To be done ->
Repeat the material below exactly, line for line.

Records to use ->
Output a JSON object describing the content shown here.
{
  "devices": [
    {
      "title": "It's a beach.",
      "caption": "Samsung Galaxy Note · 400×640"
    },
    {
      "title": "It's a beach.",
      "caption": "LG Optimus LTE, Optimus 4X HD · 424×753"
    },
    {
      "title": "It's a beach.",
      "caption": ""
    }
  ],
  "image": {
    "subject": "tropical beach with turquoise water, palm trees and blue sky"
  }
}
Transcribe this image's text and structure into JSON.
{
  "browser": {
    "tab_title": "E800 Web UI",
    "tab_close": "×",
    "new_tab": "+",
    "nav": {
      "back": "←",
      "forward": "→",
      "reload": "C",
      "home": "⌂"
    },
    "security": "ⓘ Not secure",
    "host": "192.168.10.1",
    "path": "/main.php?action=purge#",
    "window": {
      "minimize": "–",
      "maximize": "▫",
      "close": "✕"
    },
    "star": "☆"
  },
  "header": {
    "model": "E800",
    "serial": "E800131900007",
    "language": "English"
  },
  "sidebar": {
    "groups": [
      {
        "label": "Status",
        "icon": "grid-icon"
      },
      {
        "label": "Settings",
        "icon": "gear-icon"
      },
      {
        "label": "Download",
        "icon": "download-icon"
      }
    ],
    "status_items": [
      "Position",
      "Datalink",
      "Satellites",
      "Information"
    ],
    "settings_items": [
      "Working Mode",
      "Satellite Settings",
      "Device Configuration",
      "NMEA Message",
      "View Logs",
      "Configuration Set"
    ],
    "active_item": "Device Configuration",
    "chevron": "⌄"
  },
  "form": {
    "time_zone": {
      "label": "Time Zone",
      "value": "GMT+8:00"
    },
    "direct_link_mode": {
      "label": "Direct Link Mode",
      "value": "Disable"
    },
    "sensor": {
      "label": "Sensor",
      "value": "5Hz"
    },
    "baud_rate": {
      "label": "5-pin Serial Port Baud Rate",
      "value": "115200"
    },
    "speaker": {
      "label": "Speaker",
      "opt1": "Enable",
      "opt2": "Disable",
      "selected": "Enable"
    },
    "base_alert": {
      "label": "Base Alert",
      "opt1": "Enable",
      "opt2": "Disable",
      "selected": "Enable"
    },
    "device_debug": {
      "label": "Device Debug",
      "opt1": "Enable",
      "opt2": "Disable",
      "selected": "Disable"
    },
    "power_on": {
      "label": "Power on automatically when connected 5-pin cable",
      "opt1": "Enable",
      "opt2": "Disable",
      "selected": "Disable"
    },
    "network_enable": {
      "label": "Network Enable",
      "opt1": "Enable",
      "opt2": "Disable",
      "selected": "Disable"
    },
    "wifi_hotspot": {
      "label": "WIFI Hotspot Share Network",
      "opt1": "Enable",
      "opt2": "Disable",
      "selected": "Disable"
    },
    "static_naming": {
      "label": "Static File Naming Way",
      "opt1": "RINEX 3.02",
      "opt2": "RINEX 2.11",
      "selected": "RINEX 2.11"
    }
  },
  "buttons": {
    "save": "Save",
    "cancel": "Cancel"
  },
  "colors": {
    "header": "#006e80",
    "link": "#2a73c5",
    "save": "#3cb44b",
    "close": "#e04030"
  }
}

Task answer ->
Output a JSON object describing the content shown here.
{
  "devices": [
    {
      "title": "It's a beach.",
      "caption": "Samsung Galaxy Note · 400×640"
    },
    {
      "title": "It's a beach.",
      "caption": "LG Optimus LTE, Optimus 4X HD · 424×753"
    },
    {
      "title": "It's a beach.",
      "caption": ""
    }
  ],
  "image": {
    "subject": "tropical beach with turquoise water, palm trees and blue sky"
  }
}
Transcribe this image's text and structure into JSON.
{
  "browser": {
    "tab_title": "E800 Web UI",
    "tab_close": "×",
    "new_tab": "+",
    "nav": {
      "back": "←",
      "forward": "→",
      "reload": "C",
      "home": "⌂"
    },
    "security": "ⓘ Not secure",
    "host": "192.168.10.1",
    "path": "/main.php?action=purge#",
    "window": {
      "minimize": "–",
      "maximize": "▫",
      "close": "✕"
    },
    "star": "☆"
  },
  "header": {
    "model": "E800",
    "serial": "E800131900007",
    "language": "English"
  },
  "sidebar": {
    "groups": [
      {
        "label": "Status",
        "icon": "grid-icon"
      },
      {
        "label": "Settings",
        "icon": "gear-icon"
      },
      {
        "label": "Download",
        "icon": "download-icon"
      }
    ],
    "status_items": [
      "Position",
      "Datalink",
      "Satellites",
      "Information"
    ],
    "settings_items": [
      "Working Mode",
      "Satellite Settings",
      "Device Configuration",
      "NMEA Message",
      "View Logs",
      "Configuration Set"
    ],
    "active_item": "Device Configuration",
    "chevron": "⌄"
  },
  "form": {
    "time_zone": {
      "label": "Time Zone",
      "value": "GMT+8:00"
    },
    "direct_link_mode": {
      "label": "Direct Link Mode",
      "value": "Disable"
    },
    "sensor": {
      "label": "Sensor",
      "value": "5Hz"
    },
    "baud_rate": {
      "label": "5-pin Serial Port Baud Rate",
      "value": "115200"
    },
    "speaker": {
      "label": "Speaker",
      "opt1": "Enable",
      "opt2": "Disable",
      "selected": "Enable"
    },
    "base_alert": {
      "label": "Base Alert",
      "opt1": "Enable",
      "opt2": "Disable",
      "selected": "Enable"
    },
    "device_debug": {
      "label": "Device Debug",
      "opt1": "Enable",
      "opt2": "Disable",
      "selected": "Disable"
    },
    "power_on": {
      "label": "Power on automatically when connected 5-pin cable",
      "opt1": "Enable",
      "opt2": "Disable",
      "selected": "Disable"
    },
    "network_enable": {
      "label": "Network Enable",
      "opt1": "Enable",
      "opt2": "Disable",
      "selected": "Disable"
    },
    "wifi_hotspot": {
      "label": "WIFI Hotspot Share Network",
      "opt1": "Enable",
      "opt2": "Disable",
      "selected": "Disable"
    },
    "static_naming": {
      "label": "Static File Naming Way",
      "opt1": "RINEX 3.02",
      "opt2": "RINEX 2.11",
      "selected": "RINEX 2.11"
    }
  },
  "buttons": {
    "save": "Save",
    "cancel": "Cancel"
  },
  "colors": {
    "header": "#006e80",
    "link": "#2a73c5",
    "save": "#3cb44b",
    "close": "#e04030"
  }
}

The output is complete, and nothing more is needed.